__Given problem__: From the listing below, extract every line in which the word "Index" appears.

__Data for the task__:
• • • • •
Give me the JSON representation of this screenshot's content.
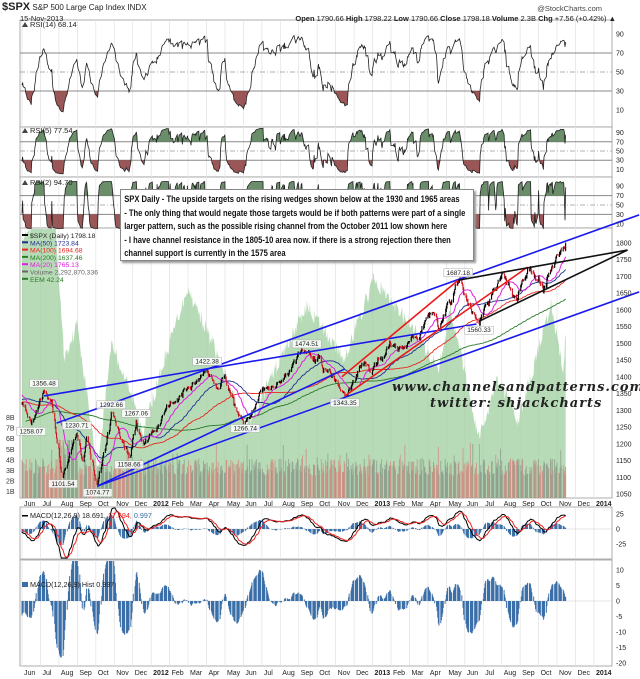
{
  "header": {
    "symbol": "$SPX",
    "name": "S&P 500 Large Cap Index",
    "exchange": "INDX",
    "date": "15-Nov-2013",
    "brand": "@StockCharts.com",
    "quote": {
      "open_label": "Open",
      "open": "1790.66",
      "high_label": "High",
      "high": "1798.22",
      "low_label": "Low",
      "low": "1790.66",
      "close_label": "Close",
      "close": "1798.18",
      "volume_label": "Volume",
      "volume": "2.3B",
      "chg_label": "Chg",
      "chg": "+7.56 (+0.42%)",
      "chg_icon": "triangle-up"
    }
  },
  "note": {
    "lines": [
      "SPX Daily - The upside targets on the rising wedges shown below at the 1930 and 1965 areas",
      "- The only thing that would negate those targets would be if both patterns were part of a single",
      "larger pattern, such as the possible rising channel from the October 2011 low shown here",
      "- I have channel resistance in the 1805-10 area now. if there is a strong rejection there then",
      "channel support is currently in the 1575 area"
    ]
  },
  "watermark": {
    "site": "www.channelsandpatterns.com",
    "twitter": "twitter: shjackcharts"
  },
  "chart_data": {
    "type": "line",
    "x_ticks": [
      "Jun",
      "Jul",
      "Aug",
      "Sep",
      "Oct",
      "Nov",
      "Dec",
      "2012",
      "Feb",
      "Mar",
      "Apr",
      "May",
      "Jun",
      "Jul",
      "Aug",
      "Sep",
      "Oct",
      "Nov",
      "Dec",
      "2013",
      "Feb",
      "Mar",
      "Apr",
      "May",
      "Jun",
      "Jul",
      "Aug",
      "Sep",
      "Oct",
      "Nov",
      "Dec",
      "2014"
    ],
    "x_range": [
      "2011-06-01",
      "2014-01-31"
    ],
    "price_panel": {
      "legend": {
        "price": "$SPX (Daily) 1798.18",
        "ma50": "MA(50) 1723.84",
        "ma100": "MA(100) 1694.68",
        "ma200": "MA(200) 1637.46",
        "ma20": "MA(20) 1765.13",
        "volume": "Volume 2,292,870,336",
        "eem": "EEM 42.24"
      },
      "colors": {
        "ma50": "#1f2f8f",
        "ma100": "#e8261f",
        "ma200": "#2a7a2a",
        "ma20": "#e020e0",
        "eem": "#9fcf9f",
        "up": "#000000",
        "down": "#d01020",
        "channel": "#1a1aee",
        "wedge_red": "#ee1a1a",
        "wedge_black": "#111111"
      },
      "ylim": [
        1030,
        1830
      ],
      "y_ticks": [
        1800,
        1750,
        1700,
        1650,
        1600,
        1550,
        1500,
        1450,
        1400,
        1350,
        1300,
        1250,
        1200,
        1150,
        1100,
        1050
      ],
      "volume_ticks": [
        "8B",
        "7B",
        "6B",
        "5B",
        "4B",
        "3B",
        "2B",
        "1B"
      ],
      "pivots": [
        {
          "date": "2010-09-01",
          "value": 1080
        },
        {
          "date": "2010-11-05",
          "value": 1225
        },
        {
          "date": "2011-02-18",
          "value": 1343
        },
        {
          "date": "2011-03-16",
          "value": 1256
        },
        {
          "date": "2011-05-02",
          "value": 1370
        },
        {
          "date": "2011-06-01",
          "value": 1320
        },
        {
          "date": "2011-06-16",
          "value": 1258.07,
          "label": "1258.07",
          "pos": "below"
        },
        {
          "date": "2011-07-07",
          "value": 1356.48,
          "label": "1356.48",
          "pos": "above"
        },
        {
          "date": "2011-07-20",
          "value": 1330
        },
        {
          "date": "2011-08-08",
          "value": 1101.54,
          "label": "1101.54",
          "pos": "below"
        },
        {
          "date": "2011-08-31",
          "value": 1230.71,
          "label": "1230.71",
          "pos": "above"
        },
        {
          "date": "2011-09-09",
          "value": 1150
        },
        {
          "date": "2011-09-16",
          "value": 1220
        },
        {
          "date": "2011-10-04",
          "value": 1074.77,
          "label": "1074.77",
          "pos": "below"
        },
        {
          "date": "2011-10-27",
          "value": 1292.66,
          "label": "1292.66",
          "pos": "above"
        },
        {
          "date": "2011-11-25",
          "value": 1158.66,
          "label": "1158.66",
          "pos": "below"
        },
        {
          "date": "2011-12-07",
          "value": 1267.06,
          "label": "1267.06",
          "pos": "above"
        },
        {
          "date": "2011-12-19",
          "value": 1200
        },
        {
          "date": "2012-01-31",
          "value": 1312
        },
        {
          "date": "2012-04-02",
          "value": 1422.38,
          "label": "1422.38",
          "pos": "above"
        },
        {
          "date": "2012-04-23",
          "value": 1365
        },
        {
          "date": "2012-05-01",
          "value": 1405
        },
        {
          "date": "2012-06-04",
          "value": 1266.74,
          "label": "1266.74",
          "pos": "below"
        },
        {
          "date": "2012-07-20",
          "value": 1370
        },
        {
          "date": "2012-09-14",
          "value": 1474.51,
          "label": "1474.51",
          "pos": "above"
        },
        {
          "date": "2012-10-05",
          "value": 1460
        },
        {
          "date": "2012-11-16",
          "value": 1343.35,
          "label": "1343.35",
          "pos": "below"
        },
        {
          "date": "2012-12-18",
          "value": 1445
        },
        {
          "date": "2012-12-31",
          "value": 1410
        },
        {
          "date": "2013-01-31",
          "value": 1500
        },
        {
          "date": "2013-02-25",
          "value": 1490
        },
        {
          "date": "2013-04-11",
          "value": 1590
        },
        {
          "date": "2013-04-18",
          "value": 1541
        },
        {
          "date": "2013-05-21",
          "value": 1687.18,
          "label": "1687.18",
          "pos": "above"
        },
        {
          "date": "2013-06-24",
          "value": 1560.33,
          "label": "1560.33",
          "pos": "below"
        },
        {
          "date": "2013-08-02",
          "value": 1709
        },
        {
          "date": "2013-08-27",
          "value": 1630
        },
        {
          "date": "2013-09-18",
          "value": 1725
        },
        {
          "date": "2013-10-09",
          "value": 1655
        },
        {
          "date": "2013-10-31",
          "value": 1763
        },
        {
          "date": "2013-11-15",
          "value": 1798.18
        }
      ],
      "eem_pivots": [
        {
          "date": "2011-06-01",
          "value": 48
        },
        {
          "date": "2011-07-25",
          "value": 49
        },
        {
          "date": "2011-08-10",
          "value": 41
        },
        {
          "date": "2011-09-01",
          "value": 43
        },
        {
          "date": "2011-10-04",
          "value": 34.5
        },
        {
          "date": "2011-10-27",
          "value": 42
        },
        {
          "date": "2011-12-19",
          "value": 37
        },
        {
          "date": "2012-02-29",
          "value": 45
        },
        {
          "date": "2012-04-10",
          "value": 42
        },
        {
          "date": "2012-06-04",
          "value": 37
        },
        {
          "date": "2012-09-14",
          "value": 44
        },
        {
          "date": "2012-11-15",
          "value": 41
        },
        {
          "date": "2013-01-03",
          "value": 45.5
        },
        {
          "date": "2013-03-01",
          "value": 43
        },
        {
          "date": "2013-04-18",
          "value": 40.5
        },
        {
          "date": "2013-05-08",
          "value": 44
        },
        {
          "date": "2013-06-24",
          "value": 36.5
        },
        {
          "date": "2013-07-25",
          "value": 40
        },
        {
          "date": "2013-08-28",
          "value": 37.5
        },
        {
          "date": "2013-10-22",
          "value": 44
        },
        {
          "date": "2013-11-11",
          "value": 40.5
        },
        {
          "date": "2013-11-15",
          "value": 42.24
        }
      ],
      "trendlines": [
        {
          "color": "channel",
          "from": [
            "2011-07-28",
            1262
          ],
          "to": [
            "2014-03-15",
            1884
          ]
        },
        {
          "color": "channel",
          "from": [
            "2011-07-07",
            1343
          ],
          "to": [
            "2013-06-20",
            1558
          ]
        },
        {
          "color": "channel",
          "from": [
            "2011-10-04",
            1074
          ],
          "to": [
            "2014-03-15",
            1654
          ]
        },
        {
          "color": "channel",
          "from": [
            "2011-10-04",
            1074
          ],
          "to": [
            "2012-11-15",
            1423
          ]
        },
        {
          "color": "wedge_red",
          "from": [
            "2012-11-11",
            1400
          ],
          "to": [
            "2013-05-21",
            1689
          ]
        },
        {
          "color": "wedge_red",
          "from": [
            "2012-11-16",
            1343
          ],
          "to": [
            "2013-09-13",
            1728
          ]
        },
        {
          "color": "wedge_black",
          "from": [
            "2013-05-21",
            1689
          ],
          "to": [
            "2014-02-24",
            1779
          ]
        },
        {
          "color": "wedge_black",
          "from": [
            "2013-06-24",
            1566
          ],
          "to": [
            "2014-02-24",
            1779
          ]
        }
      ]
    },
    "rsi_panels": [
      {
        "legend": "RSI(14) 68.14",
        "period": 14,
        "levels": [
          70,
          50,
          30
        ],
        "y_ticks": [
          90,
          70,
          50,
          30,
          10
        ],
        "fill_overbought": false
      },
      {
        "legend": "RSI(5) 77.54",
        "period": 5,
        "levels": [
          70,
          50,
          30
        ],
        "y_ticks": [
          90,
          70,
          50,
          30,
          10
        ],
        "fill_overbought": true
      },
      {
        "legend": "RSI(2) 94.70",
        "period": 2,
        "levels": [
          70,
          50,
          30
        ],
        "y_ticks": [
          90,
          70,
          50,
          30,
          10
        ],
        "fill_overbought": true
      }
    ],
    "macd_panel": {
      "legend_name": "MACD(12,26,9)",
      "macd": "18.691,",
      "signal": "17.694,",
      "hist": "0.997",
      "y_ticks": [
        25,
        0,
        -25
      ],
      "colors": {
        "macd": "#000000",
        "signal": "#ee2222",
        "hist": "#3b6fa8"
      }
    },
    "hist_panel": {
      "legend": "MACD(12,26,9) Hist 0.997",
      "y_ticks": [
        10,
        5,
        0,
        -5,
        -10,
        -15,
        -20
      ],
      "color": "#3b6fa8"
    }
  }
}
• • • • •
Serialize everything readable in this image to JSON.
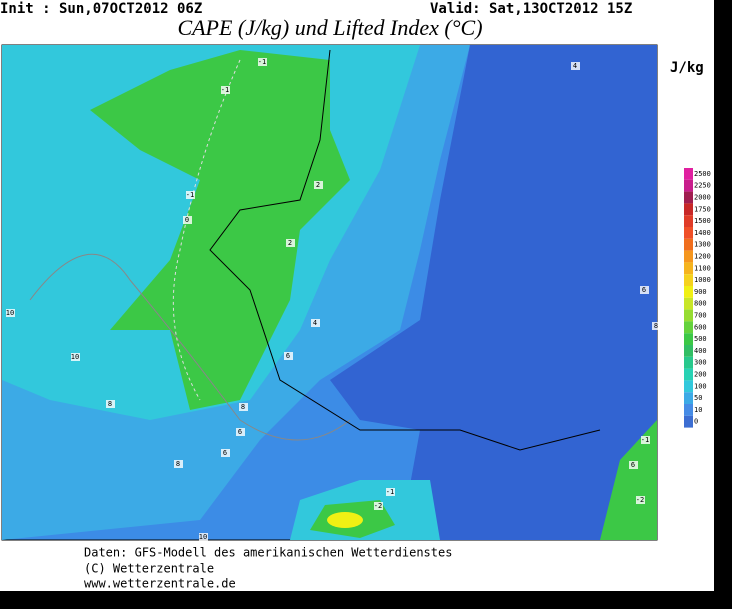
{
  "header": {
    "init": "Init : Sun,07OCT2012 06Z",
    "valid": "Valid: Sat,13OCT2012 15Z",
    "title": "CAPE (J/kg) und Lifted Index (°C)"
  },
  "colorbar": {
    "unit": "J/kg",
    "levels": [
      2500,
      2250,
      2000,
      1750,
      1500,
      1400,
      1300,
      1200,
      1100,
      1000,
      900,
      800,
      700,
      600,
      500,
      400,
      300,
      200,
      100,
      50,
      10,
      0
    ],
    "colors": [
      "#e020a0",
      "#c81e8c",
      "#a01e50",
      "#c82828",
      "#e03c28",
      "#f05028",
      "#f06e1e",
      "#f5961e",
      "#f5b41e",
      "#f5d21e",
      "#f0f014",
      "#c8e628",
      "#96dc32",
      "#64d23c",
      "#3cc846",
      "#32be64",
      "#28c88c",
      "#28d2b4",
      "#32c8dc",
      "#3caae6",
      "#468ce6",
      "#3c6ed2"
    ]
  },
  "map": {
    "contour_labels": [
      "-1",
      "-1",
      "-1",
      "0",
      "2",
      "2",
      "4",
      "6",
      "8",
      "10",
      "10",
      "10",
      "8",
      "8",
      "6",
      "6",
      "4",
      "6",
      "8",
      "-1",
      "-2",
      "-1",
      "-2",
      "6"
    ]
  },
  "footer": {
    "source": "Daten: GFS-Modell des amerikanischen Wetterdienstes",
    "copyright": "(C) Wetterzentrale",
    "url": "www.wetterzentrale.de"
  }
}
• • • • •
__Written answer__:
    "name": "S&P 500 Large Cap Index",
    "title": "CAPE (J/kg) und Lifted Index (°C)"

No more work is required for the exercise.